Reproduce the listing exactly, with no pictures in your copy.

(Saved data entries)
[start]

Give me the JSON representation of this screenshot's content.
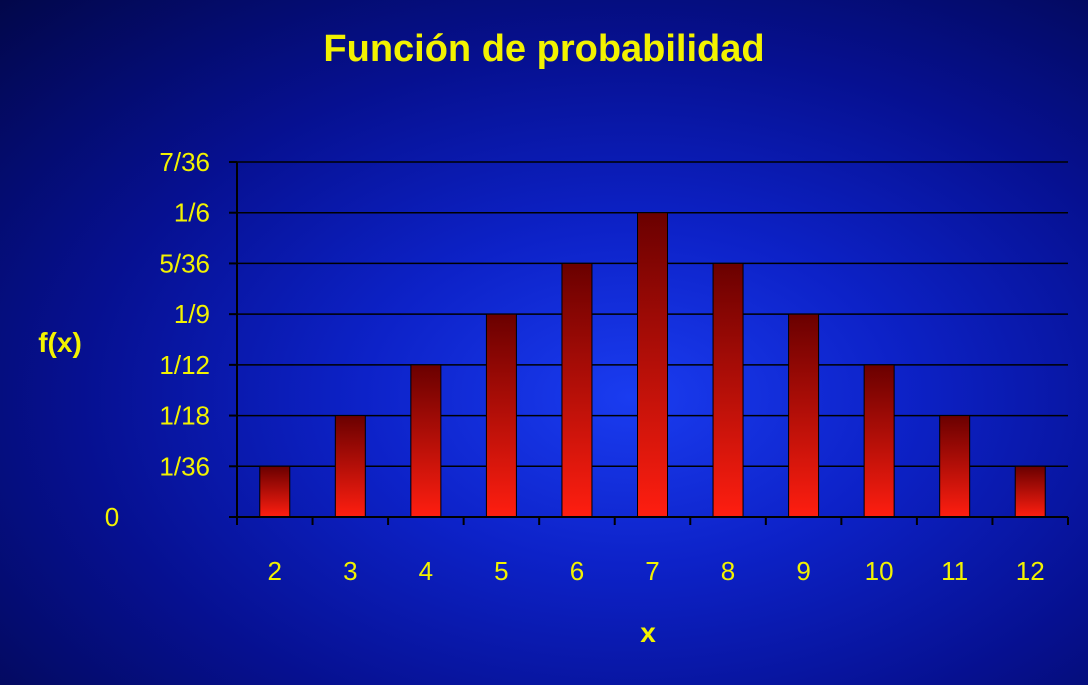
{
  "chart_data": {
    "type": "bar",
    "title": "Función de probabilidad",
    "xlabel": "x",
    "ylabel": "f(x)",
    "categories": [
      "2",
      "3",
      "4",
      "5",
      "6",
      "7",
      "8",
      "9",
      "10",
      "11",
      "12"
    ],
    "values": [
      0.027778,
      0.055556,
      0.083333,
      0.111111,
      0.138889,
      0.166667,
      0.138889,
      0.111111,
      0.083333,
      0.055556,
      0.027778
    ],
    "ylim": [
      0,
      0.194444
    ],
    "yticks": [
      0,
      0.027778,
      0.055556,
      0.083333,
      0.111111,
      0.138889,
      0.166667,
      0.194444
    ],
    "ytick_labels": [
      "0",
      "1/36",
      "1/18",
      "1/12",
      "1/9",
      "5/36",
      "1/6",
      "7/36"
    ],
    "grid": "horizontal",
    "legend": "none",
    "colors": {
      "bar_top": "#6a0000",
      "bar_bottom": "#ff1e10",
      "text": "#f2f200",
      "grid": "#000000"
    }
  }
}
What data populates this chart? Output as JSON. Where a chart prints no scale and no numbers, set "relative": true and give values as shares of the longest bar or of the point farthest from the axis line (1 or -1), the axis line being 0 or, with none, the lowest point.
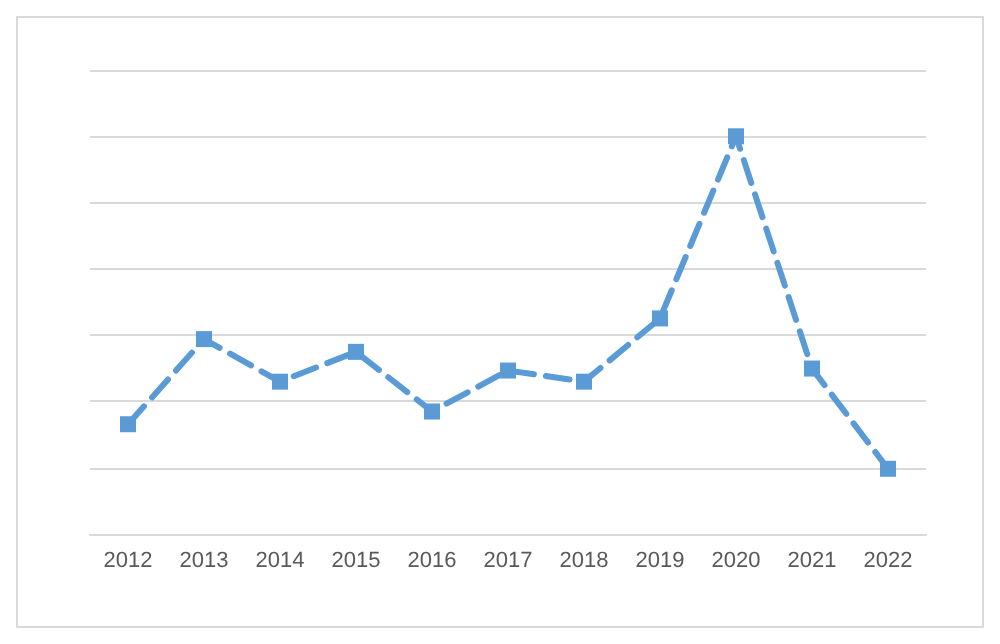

[end]

▶ [Worked answer]:
Give me the JSON representation of this screenshot's content.
{
  "chart_data": {
    "type": "bar",
    "title": "Función de probabilidad",
    "xlabel": "x",
    "ylabel": "f(x)",
    "categories": [
      "2",
      "3",
      "4",
      "5",
      "6",
      "7",
      "8",
      "9",
      "10",
      "11",
      "12"
    ],
    "values": [
      0.027778,
      0.055556,
      0.083333,
      0.111111,
      0.138889,
      0.166667,
      0.138889,
      0.111111,
      0.083333,
      0.055556,
      0.027778
    ],
    "ylim": [
      0,
      0.194444
    ],
    "yticks": [
      0,
      0.027778,
      0.055556,
      0.083333,
      0.111111,
      0.138889,
      0.166667,
      0.194444
    ],
    "ytick_labels": [
      "0",
      "1/36",
      "1/18",
      "1/12",
      "1/9",
      "5/36",
      "1/6",
      "7/36"
    ],
    "grid": "horizontal",
    "legend": "none",
    "colors": {
      "bar_top": "#6a0000",
      "bar_bottom": "#ff1e10",
      "text": "#f2f200",
      "grid": "#000000"
    }
  }
}
What data populates this chart? Output as JSON. Where a chart prints no scale and no numbers, set "relative": true and give values as shares of the longest bar or of the point farthest from the axis line (1 or -1), the axis line being 0 or, with none, the lowest point.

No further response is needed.